[Excerpts from a figure dataset]
==========
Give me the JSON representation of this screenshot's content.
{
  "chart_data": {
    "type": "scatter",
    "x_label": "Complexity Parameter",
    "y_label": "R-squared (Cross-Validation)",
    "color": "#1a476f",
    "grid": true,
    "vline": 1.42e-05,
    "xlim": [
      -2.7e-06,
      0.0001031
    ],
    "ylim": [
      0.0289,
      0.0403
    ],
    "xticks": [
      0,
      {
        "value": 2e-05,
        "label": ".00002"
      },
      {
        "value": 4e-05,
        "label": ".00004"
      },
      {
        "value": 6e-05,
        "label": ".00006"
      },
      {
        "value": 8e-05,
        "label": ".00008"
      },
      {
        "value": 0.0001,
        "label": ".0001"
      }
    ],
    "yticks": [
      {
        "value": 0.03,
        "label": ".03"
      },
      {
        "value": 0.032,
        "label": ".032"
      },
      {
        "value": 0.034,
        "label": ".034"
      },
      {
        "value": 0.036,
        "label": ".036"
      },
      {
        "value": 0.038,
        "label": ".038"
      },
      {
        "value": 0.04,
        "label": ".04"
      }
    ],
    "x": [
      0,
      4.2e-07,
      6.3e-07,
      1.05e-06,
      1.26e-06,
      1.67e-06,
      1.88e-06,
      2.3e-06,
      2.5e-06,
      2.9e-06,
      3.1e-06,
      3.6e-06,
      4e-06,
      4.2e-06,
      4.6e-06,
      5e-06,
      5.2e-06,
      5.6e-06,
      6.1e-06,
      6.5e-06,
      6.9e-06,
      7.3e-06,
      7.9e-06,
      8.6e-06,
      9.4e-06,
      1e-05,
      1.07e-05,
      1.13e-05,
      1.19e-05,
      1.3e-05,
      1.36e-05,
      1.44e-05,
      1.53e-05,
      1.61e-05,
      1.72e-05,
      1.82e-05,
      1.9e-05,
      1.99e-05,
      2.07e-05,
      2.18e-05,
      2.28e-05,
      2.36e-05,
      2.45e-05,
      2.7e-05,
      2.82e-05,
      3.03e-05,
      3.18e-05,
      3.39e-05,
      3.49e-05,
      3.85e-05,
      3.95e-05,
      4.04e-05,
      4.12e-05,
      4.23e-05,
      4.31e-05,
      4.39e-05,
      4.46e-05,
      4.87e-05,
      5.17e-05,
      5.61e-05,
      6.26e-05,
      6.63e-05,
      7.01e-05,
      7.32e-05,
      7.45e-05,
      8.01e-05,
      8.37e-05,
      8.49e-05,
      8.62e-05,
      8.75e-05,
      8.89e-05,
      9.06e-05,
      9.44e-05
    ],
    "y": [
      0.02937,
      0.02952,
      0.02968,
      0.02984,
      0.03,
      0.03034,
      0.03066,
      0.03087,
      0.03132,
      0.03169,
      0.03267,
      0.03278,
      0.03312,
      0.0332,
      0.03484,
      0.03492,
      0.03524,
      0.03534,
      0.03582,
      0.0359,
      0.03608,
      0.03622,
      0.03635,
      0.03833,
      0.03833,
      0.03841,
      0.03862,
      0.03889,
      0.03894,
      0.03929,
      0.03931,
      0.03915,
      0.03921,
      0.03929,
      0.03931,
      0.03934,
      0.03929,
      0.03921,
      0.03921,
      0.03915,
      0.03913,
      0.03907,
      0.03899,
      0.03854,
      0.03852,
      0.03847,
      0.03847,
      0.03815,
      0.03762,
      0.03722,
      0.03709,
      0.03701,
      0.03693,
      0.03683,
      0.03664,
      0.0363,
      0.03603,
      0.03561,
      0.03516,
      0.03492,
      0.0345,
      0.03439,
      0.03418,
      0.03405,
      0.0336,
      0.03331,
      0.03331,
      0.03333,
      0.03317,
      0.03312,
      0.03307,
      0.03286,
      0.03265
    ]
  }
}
==========
EXERCISE BRIEF: Go through the lines above. Select every one that has the string "value".

SOLUTION TO THIS TASK:
        "value": 2e-05,
        "value": 4e-05,
        "value": 6e-05,
        "value": 8e-05,
        "value": 0.0001,
        "value": 0.03,
        "value": 0.032,
        "value": 0.034,
        "value": 0.036,
        "value": 0.038,
        "value": 0.04,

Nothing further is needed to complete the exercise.